TASK DESCRIPTION -> Determine how many lines include the word "Barcelona", then give that number and nothing more.

[Stored data]
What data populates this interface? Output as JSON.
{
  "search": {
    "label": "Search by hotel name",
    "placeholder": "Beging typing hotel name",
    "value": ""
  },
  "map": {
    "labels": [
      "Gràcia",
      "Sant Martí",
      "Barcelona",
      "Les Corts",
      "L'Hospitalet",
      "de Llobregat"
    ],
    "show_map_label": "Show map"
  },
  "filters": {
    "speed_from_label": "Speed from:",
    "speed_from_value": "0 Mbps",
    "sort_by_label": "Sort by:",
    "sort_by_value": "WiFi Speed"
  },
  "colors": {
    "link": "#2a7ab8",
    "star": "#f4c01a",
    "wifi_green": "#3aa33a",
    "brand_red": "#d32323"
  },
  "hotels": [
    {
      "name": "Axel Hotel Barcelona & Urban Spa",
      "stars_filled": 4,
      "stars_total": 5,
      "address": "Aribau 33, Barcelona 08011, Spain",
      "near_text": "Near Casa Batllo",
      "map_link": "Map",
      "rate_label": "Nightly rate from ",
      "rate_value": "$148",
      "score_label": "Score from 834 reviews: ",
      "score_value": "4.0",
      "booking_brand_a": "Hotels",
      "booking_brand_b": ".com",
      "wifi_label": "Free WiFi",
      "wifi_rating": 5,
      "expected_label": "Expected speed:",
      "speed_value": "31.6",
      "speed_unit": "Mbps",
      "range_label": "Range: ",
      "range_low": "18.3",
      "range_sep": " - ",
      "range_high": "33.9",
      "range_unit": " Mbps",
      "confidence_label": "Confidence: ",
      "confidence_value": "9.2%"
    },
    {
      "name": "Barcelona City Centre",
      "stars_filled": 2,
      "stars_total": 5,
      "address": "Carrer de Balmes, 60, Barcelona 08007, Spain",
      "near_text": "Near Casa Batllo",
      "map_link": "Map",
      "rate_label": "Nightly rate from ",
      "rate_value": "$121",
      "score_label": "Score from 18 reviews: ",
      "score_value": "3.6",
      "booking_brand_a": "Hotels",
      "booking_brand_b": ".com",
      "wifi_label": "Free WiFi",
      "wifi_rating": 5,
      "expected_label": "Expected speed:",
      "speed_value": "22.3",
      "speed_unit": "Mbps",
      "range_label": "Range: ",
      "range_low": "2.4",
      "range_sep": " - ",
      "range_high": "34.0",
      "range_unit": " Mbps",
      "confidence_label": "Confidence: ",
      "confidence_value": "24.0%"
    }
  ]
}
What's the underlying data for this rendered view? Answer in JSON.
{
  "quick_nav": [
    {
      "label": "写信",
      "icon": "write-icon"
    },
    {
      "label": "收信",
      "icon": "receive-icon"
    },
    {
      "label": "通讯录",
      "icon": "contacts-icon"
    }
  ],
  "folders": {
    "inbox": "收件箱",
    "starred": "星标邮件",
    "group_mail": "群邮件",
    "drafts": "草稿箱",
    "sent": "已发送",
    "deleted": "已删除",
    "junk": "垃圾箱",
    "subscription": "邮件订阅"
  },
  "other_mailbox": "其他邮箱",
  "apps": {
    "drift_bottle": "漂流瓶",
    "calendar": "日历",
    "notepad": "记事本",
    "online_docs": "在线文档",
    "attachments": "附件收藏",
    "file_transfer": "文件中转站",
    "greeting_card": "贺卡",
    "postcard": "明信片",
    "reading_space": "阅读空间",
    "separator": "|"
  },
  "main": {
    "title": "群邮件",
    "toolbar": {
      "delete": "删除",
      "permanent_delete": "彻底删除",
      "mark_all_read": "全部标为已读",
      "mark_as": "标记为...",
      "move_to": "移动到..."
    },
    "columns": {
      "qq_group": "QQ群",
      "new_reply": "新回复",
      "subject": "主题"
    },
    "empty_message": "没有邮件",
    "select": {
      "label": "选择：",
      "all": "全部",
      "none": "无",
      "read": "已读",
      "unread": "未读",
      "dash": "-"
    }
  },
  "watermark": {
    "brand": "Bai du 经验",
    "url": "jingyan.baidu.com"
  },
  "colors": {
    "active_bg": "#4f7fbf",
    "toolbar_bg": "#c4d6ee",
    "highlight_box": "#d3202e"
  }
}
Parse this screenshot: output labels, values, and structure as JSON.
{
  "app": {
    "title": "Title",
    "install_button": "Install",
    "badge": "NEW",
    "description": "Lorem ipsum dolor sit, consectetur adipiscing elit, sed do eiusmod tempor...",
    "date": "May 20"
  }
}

EXERCISE OUTPUT -> 5